— START OF DOCUMENT EXTRACT —
## moongazer 4 years ago Teach me in solving this inequality.

1. moongazer

|2x−11|−2>4x+7

2. moongazer

I know how to solve equations. But I just don't know how to solve if it has absolute value sign. Teach me please. :)

3. anonymous

x < 1/3

4. moongazer

how?

5. moongazer

Teach me please and give me another example after teaching it. so that I can practice. and you will going to check it if I am right.

6. anonymous

To remove the modulus sign we write $|2x -11|$ as $\sqrt{2x - 11}^2$

7. moongazer

Why is that?
— END OF DOCUMENT EXTRACT —
Write the next posts in the forum thread above about solving the absolute value inequality, picking up after its last post.
— START OF DATA BLOCK —
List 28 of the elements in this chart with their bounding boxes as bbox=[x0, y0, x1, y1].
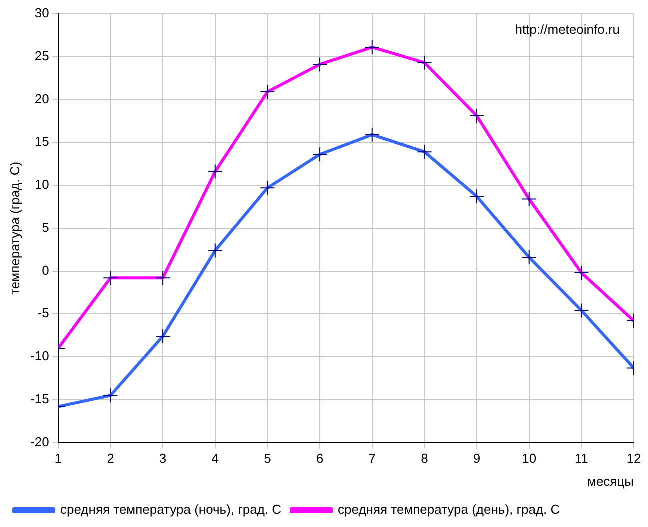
— END OF DATA BLOCK —
### ANSWER TO THIS EXERCISE
8. vishal_kothari
9. anonymous

To remove any modulus sign write $\left| ax + b \right| = (\sqrt{ax + b})^2$

10. moongazer

Could you solve it step by step? and what is the reason behind To remove any modulus sign write

11. moongazer

$\left| ax + b \right| = (\sqrt{ax + b})^2$

12. hoblos

|2x−11|−2>4x+7 |2x−11| > 4x +9 then 2x-11 > 4x +9 OR 2x-11 < -(4x+9) -2x > 20 2x -11 < -4x -9 x<-10 6x < 2 x<1/3

13. moongazer

14. hoblos

rules: if |x| < a then -a<x<a if |x| >a then x>a OR x<-a

15. hoblos

you apply the second rule here

16. moongazer

Thanks!

17. moongazer

What if it is "="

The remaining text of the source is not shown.